■ **What needs to be done**
Repeat every record below exactly, omitting any pictures.
--- Begin Input records ---
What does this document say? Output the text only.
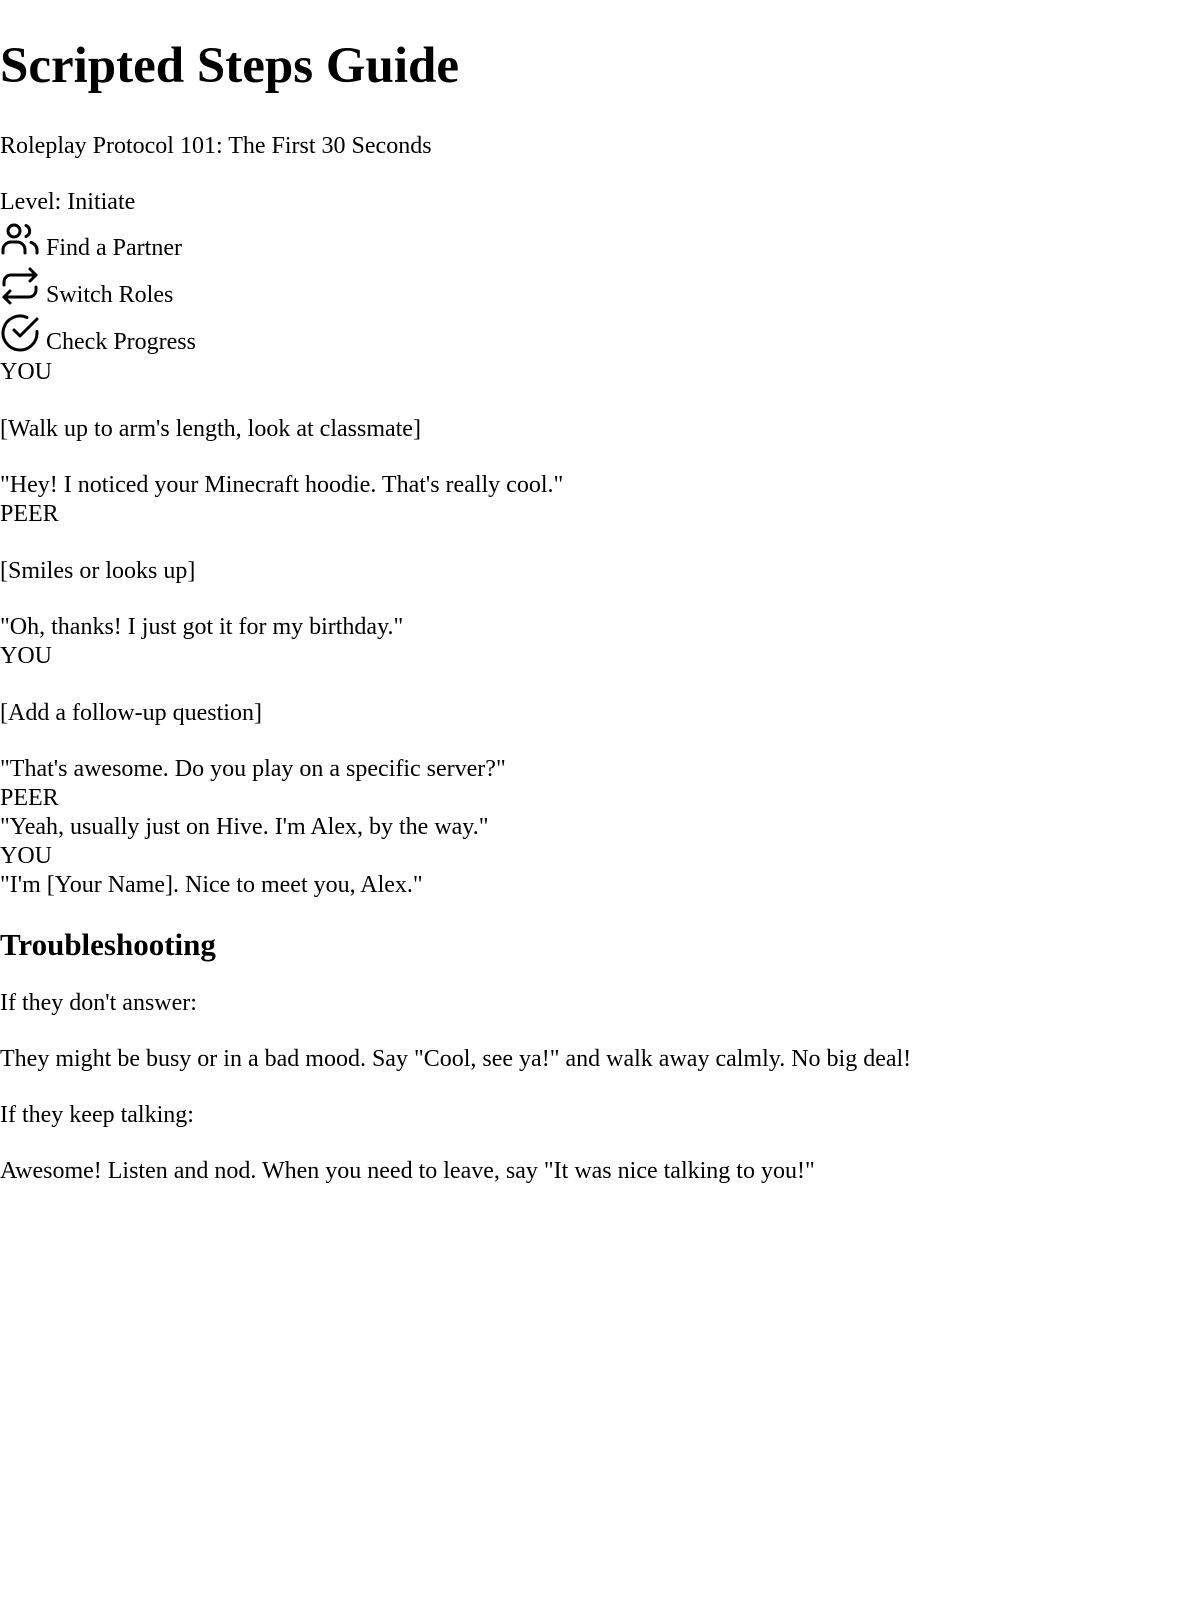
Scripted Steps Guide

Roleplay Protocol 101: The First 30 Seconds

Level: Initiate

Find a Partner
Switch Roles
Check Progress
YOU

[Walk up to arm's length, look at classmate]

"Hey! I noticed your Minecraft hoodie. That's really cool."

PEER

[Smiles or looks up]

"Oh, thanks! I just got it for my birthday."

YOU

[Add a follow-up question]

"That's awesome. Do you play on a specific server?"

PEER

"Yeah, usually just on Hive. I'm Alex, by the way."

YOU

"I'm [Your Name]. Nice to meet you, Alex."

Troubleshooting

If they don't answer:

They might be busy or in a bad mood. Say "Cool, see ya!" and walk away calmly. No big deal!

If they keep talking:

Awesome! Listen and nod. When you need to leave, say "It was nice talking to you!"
--- End Input records ---
■ **Answer to this task**
What does this document say? Output the text only.
Scripted Steps Guide

Roleplay Protocol 101: The First 30 Seconds

Level: Initiate

Find a Partner
Switch Roles
Check Progress
YOU

[Walk up to arm's length, look at classmate]

"Hey! I noticed your Minecraft hoodie. That's really cool."

PEER

[Smiles or looks up]

"Oh, thanks! I just got it for my birthday."

YOU

[Add a follow-up question]

"That's awesome. Do you play on a specific server?"

PEER

"Yeah, usually just on Hive. I'm Alex, by the way."

YOU

"I'm [Your Name]. Nice to meet you, Alex."

Troubleshooting

If they don't answer:

They might be busy or in a bad mood. Say "Cool, see ya!" and walk away calmly. No big deal!

If they keep talking:

Awesome! Listen and nod. When you need to leave, say "It was nice talking to you!"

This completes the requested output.